## Exercise aim
Each line that contains the word "Bestmann" counts once; give the total for the records below and nothing else.

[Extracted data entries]
╭──
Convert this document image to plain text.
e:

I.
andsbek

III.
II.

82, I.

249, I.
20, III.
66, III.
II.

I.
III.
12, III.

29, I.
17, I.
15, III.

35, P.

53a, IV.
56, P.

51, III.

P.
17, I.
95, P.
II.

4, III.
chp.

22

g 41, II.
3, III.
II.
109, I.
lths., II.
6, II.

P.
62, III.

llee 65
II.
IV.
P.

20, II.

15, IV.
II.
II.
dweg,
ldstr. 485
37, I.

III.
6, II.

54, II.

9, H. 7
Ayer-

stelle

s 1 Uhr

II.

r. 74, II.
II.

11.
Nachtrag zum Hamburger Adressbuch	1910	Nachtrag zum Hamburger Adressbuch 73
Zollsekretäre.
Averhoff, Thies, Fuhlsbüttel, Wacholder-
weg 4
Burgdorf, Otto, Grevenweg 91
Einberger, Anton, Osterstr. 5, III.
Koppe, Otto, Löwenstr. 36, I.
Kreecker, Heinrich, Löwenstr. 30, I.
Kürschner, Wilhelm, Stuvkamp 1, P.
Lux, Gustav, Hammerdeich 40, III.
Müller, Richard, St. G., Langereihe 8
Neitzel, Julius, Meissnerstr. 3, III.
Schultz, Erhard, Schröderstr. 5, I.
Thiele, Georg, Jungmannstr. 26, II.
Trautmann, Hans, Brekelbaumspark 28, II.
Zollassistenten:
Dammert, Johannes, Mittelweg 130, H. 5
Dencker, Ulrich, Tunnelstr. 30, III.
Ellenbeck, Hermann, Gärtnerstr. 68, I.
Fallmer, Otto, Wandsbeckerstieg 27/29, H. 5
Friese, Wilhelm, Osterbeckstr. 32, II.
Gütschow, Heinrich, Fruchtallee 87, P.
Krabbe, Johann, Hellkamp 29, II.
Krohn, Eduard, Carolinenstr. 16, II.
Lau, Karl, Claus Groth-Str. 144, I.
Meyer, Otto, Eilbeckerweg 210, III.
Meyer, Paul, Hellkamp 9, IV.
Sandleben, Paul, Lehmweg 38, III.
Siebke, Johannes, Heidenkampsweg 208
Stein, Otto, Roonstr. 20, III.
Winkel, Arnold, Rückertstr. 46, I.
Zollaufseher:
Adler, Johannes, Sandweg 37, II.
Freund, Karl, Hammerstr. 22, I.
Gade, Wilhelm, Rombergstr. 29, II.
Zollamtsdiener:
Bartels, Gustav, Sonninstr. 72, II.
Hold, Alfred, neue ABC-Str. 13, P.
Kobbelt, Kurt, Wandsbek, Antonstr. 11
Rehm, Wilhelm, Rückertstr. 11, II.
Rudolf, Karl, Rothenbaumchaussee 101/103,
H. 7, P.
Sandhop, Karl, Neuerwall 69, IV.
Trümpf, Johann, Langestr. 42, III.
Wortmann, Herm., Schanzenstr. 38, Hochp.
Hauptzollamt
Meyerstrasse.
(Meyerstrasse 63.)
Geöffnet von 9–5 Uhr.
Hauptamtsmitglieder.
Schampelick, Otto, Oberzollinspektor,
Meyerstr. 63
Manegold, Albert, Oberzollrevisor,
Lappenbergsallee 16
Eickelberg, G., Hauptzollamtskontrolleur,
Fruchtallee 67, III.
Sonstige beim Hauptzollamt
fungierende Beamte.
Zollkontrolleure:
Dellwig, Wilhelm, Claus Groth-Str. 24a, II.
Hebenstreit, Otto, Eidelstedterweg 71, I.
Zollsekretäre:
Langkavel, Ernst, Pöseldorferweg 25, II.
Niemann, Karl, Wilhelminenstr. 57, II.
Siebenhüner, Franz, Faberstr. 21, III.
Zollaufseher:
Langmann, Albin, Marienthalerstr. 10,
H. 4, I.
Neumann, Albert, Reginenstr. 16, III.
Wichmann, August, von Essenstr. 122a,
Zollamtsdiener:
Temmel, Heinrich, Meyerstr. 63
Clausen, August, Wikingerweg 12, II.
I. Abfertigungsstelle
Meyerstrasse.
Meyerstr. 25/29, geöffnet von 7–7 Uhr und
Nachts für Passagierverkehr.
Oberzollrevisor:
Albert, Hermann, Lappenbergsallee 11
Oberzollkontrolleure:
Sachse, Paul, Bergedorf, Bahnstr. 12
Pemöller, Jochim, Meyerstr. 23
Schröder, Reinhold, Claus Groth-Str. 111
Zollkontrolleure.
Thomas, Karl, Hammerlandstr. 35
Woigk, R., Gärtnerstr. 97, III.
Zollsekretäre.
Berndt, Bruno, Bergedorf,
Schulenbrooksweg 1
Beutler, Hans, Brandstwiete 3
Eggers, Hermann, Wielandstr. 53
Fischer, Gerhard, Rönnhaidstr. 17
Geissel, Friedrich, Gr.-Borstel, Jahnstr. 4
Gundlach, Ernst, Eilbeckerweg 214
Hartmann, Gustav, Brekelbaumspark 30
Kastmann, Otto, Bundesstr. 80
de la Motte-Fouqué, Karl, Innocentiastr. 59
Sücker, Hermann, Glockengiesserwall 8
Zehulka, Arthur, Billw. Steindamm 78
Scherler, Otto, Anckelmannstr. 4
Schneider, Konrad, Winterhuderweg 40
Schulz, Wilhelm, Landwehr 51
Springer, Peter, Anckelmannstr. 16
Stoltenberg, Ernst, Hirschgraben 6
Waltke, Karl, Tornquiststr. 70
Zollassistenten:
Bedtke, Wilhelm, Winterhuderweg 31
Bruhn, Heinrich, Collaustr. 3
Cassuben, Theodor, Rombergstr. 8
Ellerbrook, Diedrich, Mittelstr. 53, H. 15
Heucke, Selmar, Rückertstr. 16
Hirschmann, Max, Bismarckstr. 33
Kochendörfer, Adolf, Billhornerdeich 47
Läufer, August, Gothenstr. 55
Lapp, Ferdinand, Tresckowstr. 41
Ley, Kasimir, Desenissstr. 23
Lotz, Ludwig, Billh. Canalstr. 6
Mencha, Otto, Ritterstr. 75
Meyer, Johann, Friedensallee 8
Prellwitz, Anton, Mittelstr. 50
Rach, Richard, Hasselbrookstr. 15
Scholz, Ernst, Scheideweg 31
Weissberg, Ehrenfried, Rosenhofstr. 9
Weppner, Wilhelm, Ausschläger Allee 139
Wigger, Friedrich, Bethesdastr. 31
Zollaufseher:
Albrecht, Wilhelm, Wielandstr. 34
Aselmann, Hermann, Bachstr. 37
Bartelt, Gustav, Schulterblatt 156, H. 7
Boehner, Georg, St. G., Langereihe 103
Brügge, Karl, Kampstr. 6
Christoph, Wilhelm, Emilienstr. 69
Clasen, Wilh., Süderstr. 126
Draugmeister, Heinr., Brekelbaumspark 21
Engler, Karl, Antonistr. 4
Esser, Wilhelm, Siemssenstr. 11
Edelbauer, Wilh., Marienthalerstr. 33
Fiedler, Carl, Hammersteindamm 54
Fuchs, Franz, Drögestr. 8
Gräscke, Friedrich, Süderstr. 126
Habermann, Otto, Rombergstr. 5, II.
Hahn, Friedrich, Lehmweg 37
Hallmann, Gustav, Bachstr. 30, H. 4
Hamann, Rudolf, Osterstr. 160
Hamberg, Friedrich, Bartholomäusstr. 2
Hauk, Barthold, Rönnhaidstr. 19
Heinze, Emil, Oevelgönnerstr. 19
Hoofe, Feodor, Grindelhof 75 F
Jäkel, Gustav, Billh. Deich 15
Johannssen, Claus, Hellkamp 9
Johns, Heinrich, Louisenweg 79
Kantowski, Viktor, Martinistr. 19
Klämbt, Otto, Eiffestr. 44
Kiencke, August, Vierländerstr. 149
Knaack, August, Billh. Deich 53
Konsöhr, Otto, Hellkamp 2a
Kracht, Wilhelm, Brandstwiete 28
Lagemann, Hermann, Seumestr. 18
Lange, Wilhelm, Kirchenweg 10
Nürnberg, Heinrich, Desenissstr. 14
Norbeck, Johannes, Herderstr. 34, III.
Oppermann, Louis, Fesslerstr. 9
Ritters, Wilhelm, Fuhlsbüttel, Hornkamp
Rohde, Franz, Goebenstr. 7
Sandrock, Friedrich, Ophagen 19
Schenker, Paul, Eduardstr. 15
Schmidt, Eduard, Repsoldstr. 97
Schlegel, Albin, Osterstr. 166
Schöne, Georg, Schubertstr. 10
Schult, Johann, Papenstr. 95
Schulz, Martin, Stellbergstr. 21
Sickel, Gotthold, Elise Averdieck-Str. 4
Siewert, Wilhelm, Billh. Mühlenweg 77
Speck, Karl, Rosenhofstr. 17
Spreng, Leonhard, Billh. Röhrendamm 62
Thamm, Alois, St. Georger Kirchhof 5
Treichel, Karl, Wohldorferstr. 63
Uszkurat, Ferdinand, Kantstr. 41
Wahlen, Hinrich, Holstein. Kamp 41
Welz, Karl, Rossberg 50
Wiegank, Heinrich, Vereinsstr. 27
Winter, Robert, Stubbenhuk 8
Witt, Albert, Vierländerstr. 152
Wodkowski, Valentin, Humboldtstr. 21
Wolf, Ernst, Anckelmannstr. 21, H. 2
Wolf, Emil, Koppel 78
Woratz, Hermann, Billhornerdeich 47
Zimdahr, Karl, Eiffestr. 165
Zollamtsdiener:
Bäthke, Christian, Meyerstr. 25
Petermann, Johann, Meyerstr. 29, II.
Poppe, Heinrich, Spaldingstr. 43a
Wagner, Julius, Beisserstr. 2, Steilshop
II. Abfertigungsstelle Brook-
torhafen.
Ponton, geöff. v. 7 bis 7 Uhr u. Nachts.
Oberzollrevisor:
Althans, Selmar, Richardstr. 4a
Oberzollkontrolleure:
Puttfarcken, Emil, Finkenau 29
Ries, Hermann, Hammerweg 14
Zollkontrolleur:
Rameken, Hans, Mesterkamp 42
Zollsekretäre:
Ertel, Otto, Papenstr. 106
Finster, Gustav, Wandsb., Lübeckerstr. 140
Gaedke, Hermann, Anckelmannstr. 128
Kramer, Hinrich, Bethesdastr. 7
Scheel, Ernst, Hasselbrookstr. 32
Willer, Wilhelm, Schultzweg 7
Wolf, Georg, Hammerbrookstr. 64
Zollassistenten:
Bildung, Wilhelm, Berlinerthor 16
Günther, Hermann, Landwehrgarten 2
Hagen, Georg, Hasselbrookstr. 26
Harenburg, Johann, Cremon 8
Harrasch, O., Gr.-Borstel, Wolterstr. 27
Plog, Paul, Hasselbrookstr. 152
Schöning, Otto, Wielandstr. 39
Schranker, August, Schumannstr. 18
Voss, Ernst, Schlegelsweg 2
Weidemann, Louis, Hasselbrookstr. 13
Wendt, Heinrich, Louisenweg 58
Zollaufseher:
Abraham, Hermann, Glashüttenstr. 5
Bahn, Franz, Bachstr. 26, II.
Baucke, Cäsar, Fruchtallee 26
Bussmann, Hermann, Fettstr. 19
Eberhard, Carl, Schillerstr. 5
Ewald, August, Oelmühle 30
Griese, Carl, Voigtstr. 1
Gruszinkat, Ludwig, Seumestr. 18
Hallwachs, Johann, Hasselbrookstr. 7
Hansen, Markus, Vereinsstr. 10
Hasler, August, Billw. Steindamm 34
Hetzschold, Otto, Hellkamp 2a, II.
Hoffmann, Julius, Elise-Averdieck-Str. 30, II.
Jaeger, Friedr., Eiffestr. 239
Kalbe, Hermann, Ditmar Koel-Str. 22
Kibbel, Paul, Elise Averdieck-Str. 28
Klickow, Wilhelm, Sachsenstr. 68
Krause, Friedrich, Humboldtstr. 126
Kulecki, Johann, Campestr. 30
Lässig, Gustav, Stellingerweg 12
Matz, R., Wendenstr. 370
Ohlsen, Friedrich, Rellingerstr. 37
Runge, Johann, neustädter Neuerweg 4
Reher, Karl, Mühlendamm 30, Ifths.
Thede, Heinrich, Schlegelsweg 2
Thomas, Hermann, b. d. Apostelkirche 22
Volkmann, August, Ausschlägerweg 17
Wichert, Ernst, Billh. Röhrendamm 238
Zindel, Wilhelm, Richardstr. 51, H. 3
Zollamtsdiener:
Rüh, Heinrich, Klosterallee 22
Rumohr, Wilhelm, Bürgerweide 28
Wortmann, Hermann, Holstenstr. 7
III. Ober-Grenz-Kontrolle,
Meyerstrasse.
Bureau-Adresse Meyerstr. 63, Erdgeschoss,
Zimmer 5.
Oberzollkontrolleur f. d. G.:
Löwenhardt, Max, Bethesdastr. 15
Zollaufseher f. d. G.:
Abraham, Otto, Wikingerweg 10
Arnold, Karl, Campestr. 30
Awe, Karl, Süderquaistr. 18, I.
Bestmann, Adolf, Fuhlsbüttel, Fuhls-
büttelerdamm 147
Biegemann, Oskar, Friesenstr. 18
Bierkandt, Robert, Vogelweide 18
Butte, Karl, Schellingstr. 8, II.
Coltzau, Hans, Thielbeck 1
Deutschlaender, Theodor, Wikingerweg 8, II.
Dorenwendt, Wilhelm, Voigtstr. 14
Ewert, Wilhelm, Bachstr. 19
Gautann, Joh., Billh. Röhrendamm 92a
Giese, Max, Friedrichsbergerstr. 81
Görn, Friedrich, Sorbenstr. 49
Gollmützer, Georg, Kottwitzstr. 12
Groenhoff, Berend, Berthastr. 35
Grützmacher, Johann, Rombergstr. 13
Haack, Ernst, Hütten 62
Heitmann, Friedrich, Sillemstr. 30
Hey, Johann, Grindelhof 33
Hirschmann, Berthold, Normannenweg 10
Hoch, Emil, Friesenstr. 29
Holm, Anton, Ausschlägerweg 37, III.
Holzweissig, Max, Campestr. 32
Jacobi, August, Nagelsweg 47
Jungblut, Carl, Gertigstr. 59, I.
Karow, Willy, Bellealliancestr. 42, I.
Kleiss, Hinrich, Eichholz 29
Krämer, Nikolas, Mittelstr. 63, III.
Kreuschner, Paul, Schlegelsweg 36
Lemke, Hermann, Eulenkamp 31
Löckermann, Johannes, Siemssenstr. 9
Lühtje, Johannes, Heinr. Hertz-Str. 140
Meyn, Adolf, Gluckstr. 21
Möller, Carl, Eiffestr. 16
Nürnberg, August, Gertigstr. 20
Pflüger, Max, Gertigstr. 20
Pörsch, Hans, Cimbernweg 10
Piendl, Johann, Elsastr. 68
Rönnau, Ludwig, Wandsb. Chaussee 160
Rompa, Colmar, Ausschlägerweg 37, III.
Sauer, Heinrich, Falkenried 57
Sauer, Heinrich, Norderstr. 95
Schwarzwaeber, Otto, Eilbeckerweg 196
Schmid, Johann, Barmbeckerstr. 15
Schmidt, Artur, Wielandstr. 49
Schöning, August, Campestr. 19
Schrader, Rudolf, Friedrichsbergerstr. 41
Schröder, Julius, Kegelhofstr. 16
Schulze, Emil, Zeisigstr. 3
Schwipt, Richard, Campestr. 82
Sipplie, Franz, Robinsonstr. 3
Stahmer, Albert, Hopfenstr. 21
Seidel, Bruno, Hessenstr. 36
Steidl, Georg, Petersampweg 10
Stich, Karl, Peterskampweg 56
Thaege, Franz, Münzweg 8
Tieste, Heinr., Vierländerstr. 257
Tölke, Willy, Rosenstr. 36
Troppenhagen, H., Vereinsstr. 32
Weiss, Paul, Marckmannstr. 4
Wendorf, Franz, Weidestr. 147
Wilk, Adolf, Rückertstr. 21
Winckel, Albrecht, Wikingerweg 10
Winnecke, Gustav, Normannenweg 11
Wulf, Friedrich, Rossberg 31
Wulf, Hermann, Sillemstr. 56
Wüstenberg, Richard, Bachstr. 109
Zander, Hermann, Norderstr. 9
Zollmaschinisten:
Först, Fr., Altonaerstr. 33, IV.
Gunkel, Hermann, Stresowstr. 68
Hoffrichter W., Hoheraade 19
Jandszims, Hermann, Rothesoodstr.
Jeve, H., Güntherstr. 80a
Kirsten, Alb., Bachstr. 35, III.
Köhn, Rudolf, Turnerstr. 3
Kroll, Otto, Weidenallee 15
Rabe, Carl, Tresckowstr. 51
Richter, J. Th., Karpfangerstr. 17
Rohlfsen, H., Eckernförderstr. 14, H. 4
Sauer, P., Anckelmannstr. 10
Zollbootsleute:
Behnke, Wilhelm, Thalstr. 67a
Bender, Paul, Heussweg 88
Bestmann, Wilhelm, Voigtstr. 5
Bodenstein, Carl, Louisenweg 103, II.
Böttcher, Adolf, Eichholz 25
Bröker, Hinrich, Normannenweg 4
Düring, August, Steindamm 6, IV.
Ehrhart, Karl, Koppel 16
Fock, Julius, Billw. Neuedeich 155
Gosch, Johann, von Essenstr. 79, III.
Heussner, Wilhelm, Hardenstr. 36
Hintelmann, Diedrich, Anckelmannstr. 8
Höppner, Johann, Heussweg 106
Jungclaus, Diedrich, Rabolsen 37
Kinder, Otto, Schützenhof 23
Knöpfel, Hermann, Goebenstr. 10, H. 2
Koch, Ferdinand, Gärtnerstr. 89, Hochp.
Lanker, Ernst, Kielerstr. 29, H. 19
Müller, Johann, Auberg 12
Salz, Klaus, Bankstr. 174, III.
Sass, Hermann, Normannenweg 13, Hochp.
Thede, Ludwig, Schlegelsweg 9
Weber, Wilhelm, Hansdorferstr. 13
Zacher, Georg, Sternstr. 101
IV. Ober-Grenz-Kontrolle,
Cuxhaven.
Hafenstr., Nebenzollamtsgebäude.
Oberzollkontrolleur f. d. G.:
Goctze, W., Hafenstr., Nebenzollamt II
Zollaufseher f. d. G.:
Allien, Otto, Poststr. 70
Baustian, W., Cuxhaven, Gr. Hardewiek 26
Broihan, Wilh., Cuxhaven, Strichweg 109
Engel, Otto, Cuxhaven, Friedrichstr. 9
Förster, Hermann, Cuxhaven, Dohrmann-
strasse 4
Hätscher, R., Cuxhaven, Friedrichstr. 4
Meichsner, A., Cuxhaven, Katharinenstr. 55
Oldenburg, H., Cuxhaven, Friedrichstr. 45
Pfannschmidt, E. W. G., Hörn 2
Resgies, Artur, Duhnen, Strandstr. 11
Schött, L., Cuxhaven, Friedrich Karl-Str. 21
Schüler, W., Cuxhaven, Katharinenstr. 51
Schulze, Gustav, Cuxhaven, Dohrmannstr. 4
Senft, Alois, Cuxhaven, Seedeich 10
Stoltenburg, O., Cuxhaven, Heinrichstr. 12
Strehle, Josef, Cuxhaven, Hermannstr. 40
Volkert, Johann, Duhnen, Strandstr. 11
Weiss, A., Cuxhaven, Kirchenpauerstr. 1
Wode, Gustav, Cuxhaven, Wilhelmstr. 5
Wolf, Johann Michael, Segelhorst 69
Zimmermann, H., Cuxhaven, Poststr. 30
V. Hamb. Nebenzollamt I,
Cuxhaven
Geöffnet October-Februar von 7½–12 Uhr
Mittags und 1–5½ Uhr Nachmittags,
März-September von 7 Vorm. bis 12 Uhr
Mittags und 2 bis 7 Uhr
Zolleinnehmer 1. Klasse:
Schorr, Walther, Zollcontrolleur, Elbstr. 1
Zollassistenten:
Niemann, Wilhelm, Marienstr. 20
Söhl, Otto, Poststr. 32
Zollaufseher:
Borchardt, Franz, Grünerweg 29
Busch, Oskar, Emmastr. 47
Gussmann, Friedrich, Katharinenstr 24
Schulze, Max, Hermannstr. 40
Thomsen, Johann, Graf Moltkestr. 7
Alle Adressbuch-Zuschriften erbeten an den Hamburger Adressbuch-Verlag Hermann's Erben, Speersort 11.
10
╰──
## Solution to this task
2